What the task asks: Quote every line as given.

Material supplied:
──────────

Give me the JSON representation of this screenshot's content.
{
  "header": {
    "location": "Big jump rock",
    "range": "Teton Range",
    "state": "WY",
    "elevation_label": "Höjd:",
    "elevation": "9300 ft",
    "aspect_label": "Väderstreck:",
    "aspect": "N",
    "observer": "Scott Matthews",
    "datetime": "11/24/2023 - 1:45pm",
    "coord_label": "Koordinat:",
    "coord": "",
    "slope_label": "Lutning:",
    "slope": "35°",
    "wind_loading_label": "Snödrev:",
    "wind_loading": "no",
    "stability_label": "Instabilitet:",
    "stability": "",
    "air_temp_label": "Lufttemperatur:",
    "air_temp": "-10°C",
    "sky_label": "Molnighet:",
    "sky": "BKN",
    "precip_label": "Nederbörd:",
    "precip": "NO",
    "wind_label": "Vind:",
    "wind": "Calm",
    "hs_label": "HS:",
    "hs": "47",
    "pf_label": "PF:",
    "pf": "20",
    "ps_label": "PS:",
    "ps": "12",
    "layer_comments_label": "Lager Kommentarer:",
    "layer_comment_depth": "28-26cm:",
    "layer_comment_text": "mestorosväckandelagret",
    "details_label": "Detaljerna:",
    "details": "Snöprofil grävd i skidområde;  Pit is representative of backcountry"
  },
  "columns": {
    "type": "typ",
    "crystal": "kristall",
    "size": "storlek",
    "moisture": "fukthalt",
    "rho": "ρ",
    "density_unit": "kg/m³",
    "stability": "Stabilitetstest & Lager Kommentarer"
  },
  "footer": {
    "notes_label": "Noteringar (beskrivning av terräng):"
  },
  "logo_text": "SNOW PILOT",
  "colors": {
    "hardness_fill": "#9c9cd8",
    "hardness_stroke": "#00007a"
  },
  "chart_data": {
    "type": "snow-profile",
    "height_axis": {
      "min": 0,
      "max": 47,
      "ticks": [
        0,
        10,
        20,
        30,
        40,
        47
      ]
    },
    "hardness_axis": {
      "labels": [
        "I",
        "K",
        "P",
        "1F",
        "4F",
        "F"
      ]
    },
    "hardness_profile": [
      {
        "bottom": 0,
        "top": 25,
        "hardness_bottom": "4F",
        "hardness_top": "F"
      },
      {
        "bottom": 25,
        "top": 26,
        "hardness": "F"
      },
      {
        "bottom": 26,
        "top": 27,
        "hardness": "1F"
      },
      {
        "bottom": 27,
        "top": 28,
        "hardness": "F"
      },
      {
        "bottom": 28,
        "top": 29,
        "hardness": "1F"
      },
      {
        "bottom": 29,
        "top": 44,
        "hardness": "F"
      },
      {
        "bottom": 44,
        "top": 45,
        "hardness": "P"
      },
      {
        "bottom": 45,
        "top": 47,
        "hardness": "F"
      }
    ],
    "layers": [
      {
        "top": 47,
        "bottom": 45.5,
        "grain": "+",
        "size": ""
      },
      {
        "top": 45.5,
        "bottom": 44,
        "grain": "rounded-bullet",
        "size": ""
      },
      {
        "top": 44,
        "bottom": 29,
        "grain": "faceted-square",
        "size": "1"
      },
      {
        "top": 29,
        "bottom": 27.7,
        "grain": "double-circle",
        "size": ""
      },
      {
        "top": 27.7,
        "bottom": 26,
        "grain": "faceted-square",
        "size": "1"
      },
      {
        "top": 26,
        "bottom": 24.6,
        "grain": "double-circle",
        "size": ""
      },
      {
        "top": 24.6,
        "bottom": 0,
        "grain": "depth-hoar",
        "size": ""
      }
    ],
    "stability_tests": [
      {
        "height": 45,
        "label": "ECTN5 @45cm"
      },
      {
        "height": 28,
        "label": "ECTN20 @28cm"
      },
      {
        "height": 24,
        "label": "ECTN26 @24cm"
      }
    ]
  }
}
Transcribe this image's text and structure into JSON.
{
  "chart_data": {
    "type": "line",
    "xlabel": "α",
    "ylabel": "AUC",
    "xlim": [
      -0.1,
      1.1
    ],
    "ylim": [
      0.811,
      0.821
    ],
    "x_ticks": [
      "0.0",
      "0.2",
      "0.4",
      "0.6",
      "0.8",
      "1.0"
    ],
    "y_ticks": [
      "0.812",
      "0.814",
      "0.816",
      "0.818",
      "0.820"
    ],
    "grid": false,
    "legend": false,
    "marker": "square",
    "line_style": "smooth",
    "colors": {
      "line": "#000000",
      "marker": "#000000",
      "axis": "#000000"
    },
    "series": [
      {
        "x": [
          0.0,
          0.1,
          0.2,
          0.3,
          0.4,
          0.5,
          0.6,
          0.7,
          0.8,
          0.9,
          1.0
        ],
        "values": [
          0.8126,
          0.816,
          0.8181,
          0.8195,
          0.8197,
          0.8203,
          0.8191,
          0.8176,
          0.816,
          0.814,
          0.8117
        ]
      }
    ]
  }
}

──────────

Solution to this task:
Give me the JSON representation of this screenshot's content.
{
  "header": {
    "location": "Big jump rock",
    "range": "Teton Range",
    "state": "WY",
    "elevation_label": "Höjd:",
    "elevation": "9300 ft",
    "aspect_label": "Väderstreck:",
    "aspect": "N",
    "observer": "Scott Matthews",
    "datetime": "11/24/2023 - 1:45pm",
    "coord_label": "Koordinat:",
    "coord": "",
    "slope_label": "Lutning:",
    "slope": "35°",
    "wind_loading_label": "Snödrev:",
    "wind_loading": "no",
    "stability_label": "Instabilitet:",
    "stability": "",
    "air_temp_label": "Lufttemperatur:",
    "air_temp": "-10°C",
    "sky_label": "Molnighet:",
    "sky": "BKN",
    "precip_label": "Nederbörd:",
    "precip": "NO",
    "wind_label": "Vind:",
    "wind": "Calm",
    "hs_label": "HS:",
    "hs": "47",
    "pf_label": "PF:",
    "pf": "20",
    "ps_label": "PS:",
    "ps": "12",
    "layer_comments_label": "Lager Kommentarer:",
    "layer_comment_depth": "28-26cm:",
    "layer_comment_text": "mestorosväckandelagret",
    "details_label": "Detaljerna:",
    "details": "Snöprofil grävd i skidområde;  Pit is representative of backcountry"
  },
  "columns": {
    "type": "typ",
    "crystal": "kristall",
    "size": "storlek",
    "moisture": "fukthalt",
    "rho": "ρ",
    "density_unit": "kg/m³",
    "stability": "Stabilitetstest & Lager Kommentarer"
  },
  "footer": {
    "notes_label": "Noteringar (beskrivning av terräng):"
  },
  "logo_text": "SNOW PILOT",
  "colors": {
    "hardness_fill": "#9c9cd8",
    "hardness_stroke": "#00007a"
  },
  "chart_data": {
    "type": "snow-profile",
    "height_axis": {
      "min": 0,
      "max": 47,
      "ticks": [
        0,
        10,
        20,
        30,
        40,
        47
      ]
    },
    "hardness_axis": {
      "labels": [
        "I",
        "K",
        "P",
        "1F",
        "4F",
        "F"
      ]
    },
    "hardness_profile": [
      {
        "bottom": 0,
        "top": 25,
        "hardness_bottom": "4F",
        "hardness_top": "F"
      },
      {
        "bottom": 25,
        "top": 26,
        "hardness": "F"
      },
      {
        "bottom": 26,
        "top": 27,
        "hardness": "1F"
      },
      {
        "bottom": 27,
        "top": 28,
        "hardness": "F"
      },
      {
        "bottom": 28,
        "top": 29,
        "hardness": "1F"
      },
      {
        "bottom": 29,
        "top": 44,
        "hardness": "F"
      },
      {
        "bottom": 44,
        "top": 45,
        "hardness": "P"
      },
      {
        "bottom": 45,
        "top": 47,
        "hardness": "F"
      }
    ],
    "layers": [
      {
        "top": 47,
        "bottom": 45.5,
        "grain": "+",
        "size": ""
      },
      {
        "top": 45.5,
        "bottom": 44,
        "grain": "rounded-bullet",
        "size": ""
      },
      {
        "top": 44,
        "bottom": 29,
        "grain": "faceted-square",
        "size": "1"
      },
      {
        "top": 29,
        "bottom": 27.7,
        "grain": "double-circle",
        "size": ""
      },
      {
        "top": 27.7,
        "bottom": 26,
        "grain": "faceted-square",
        "size": "1"
      },
      {
        "top": 26,
        "bottom": 24.6,
        "grain": "double-circle",
        "size": ""
      },
      {
        "top": 24.6,
        "bottom": 0,
        "grain": "depth-hoar",
        "size": ""
      }
    ],
    "stability_tests": [
      {
        "height": 45,
        "label": "ECTN5 @45cm"
      },
      {
        "height": 28,
        "label": "ECTN20 @28cm"
      },
      {
        "height": 24,
        "label": "ECTN26 @24cm"
      }
    ]
  }
}
Transcribe this image's text and structure into JSON.
{
  "chart_data": {
    "type": "line",
    "xlabel": "α",
    "ylabel": "AUC",
    "xlim": [
      -0.1,
      1.1
    ],
    "ylim": [
      0.811,
      0.821
    ],
    "x_ticks": [
      "0.0",
      "0.2",
      "0.4",
      "0.6",
      "0.8",
      "1.0"
    ],
    "y_ticks": [
      "0.812",
      "0.814",
      "0.816",
      "0.818",
      "0.820"
    ],
    "grid": false,
    "legend": false,
    "marker": "square",
    "line_style": "smooth",
    "colors": {
      "line": "#000000",
      "marker": "#000000",
      "axis": "#000000"
    },
    "series": [
      {
        "x": [
          0.0,
          0.1,
          0.2,
          0.3,
          0.4,
          0.5,
          0.6,
          0.7,
          0.8,
          0.9,
          1.0
        ],
        "values": [
          0.8126,
          0.816,
          0.8181,
          0.8195,
          0.8197,
          0.8203,
          0.8191,
          0.8176,
          0.816,
          0.814,
          0.8117
        ]
      }
    ]
  }
}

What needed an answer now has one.